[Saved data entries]

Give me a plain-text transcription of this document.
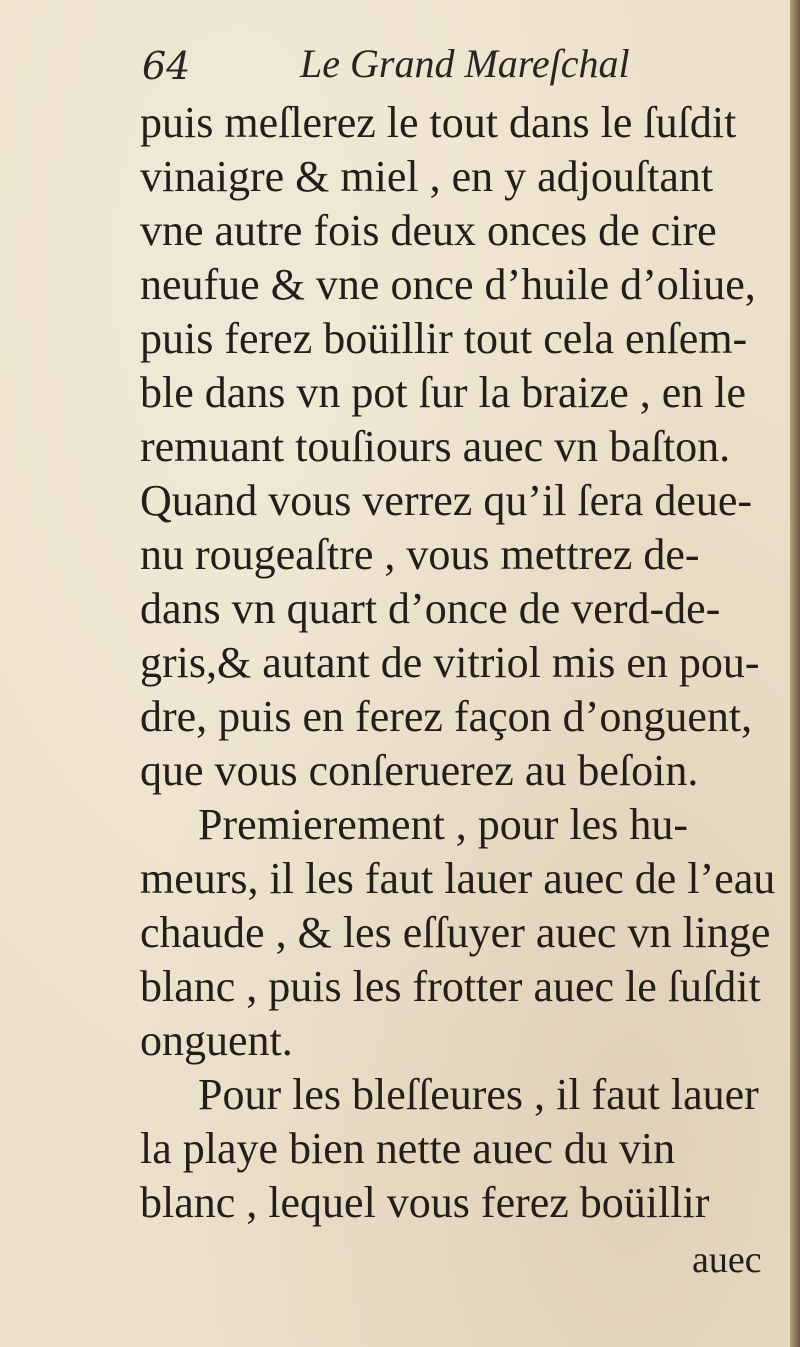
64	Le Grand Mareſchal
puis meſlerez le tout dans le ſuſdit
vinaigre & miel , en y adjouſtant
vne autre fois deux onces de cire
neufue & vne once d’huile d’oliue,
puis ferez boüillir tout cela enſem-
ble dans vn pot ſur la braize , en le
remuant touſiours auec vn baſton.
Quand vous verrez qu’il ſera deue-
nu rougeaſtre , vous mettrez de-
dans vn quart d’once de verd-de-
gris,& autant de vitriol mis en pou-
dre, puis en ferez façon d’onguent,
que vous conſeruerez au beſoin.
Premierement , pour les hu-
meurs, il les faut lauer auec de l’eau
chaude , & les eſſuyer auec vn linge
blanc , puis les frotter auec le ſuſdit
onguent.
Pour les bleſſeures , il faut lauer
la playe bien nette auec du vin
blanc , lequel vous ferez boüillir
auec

* * *

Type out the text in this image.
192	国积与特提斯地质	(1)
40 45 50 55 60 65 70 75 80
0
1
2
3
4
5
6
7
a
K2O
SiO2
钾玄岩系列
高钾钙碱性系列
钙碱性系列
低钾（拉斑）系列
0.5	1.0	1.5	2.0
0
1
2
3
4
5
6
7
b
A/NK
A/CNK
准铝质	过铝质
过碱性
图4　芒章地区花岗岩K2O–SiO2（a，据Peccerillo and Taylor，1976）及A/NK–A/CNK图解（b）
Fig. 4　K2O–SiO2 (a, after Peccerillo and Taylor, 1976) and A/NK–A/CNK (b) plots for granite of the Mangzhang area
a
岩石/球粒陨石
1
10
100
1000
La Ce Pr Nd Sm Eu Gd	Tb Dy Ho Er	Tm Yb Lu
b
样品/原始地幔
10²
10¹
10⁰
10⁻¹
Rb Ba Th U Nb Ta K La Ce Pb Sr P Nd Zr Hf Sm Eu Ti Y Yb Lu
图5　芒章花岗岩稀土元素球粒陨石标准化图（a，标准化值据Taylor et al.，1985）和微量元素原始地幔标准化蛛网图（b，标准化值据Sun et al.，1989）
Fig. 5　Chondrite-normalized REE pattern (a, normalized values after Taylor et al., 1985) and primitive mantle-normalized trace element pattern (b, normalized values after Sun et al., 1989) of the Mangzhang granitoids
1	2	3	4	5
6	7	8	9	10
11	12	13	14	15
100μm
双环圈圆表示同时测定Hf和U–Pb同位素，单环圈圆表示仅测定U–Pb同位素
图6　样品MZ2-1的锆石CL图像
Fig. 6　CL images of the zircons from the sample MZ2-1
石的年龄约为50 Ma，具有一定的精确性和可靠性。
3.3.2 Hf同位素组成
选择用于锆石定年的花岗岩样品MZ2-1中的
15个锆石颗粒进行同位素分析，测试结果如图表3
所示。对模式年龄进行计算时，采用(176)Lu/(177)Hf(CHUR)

...

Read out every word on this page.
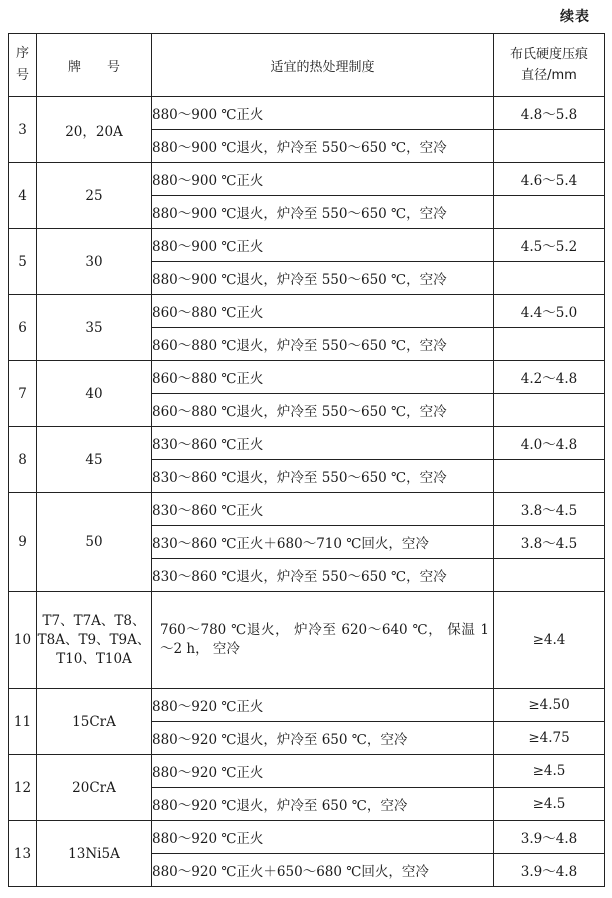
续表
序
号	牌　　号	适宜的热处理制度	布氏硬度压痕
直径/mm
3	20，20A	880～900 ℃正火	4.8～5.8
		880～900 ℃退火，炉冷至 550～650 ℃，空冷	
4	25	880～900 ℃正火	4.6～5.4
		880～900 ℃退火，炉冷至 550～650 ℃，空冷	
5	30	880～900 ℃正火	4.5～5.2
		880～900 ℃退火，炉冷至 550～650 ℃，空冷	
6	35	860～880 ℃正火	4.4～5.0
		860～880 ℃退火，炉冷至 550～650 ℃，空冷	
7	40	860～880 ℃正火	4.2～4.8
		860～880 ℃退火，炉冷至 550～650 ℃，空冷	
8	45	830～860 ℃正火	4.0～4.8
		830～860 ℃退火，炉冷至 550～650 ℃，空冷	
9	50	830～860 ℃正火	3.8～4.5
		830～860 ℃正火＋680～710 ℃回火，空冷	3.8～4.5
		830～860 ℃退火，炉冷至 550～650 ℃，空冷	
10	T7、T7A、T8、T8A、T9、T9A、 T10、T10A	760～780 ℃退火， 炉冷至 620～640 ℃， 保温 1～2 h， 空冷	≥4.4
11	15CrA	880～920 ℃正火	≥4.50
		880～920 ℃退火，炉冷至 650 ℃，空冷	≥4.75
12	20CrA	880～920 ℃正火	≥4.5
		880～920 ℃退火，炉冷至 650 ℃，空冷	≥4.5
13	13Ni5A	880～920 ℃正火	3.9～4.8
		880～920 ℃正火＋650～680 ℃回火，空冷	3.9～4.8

* **Short exercise**
Identify all lines in the records above with the word "tout".

* **Task response**
puis meſlerez le tout dans le ſuſdit
puis ferez boüillir tout cela enſem-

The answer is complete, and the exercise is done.